(Stored entries)
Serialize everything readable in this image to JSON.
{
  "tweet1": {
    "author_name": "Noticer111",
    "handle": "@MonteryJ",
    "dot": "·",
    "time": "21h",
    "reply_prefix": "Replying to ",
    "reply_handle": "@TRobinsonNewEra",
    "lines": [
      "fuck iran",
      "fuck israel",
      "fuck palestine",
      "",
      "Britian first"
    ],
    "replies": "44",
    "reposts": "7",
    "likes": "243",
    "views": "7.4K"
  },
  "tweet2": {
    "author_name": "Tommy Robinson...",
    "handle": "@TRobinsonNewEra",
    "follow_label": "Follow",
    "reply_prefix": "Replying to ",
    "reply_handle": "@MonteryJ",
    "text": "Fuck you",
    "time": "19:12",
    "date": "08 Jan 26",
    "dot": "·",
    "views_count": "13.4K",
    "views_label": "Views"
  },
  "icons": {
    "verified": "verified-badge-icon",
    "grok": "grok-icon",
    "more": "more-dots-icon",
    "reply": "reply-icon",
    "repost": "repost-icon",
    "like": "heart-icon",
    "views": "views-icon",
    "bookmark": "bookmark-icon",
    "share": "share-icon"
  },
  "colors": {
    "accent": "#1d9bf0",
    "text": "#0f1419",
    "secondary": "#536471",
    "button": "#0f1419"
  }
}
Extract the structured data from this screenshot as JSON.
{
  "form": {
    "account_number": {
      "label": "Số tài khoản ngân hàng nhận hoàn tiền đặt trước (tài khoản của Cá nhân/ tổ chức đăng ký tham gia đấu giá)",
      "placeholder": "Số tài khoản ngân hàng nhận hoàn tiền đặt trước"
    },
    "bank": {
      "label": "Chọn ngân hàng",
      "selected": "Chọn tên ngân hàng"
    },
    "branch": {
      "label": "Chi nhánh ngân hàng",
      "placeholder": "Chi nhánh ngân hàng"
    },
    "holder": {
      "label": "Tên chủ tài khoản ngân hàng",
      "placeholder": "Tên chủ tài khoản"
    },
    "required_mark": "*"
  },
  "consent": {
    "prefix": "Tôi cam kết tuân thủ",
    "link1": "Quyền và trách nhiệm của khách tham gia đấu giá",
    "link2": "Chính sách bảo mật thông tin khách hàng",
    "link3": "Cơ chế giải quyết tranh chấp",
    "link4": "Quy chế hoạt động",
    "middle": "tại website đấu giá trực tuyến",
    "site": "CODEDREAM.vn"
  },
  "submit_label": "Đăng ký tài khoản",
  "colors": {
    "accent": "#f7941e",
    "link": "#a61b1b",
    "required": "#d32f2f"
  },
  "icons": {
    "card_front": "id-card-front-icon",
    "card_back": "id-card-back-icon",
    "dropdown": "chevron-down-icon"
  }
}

• **EXERCISE REQUIREMENTS**
Search the material above for "nhận". Pull out each line where it shows up.

• **WORKED ANSWER**
      "label": "Số tài khoản ngân hàng nhận hoàn tiền đặt trước (tài khoản của Cá nhân/ tổ chức đăng ký tham gia đấu giá)",
      "placeholder": "Số tài khoản ngân hàng nhận hoàn tiền đặt trước"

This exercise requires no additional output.